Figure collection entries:
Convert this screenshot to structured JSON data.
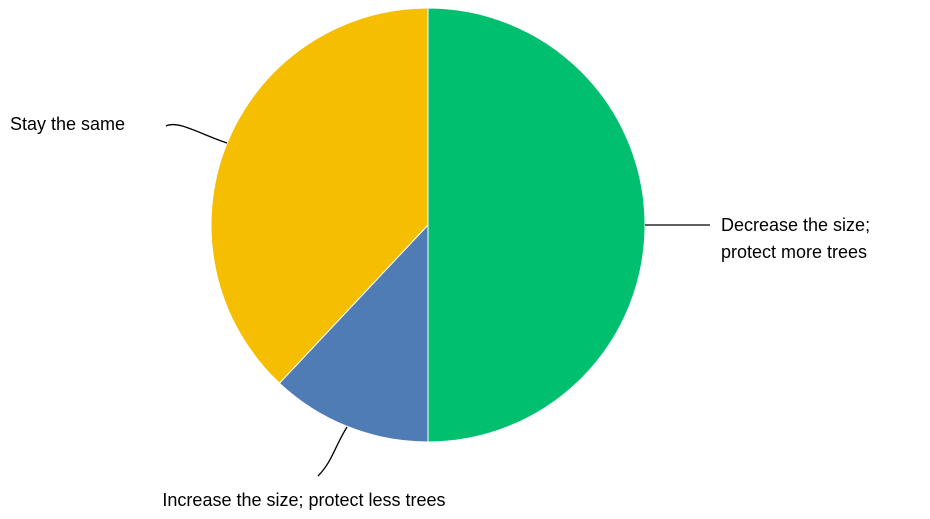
{
  "chart_data": {
    "type": "pie",
    "start_angle_deg": 0,
    "direction": "clockwise",
    "slices": [
      {
        "label_lines": [
          "Decrease the size;",
          "protect more trees"
        ],
        "value": 50,
        "color": "#00BF6F"
      },
      {
        "label_lines": [
          "Increase the size; protect less trees"
        ],
        "value": 12,
        "color": "#507CB6"
      },
      {
        "label_lines": [
          "Stay the same"
        ],
        "value": 38,
        "color": "#F6BE00"
      }
    ],
    "legend": "none"
  }
}
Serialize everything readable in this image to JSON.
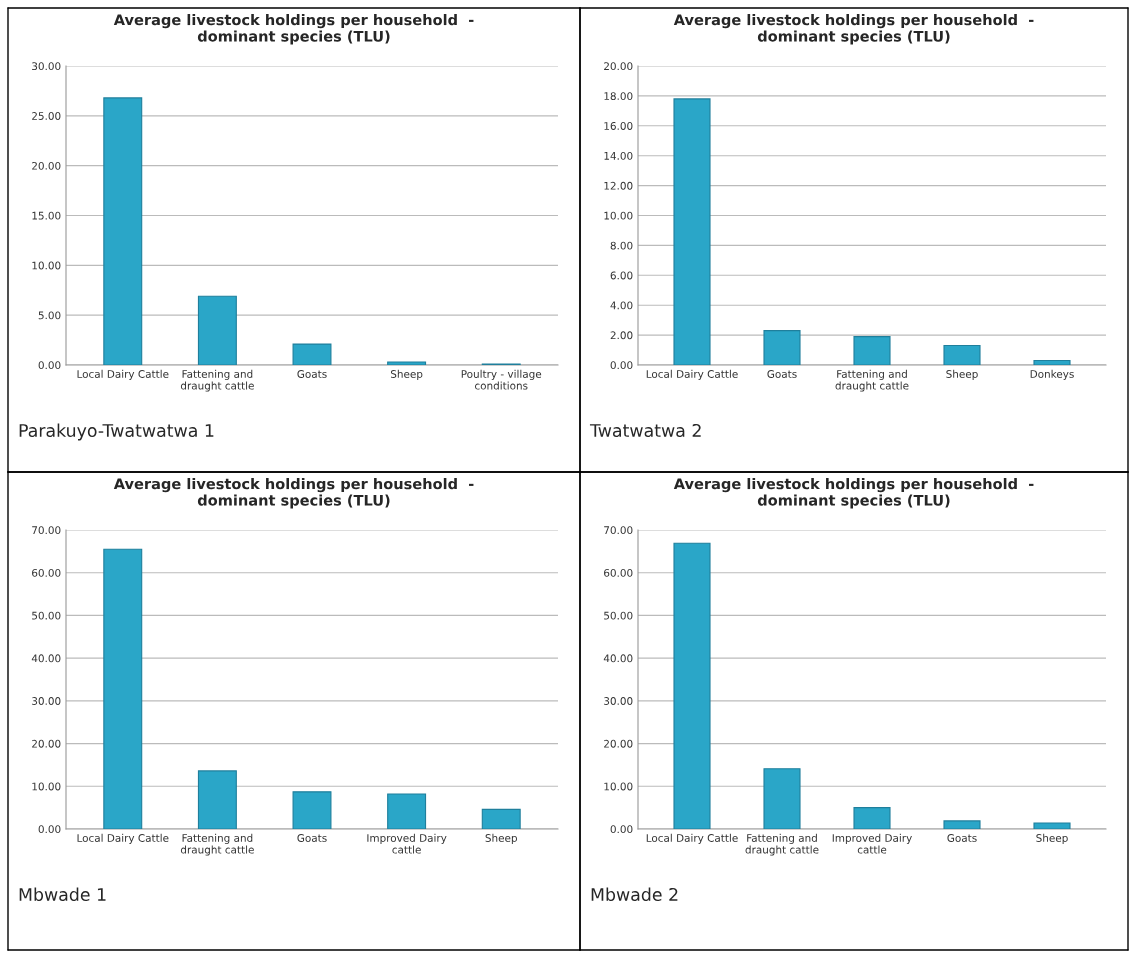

- Task prompt -
Write out each line again precisely as it appears, skipping every picture.

- Result of the task -
Convert this screenshot to structured JSON data.
{
  "chart_data": {
    "type": "pie",
    "start_angle_deg": 0,
    "direction": "clockwise",
    "slices": [
      {
        "label_lines": [
          "Decrease the size;",
          "protect more trees"
        ],
        "value": 50,
        "color": "#00BF6F"
      },
      {
        "label_lines": [
          "Increase the size; protect less trees"
        ],
        "value": 12,
        "color": "#507CB6"
      },
      {
        "label_lines": [
          "Stay the same"
        ],
        "value": 38,
        "color": "#F6BE00"
      }
    ],
    "legend": "none"
  }
}
Serialize everything readable in this image to JSON.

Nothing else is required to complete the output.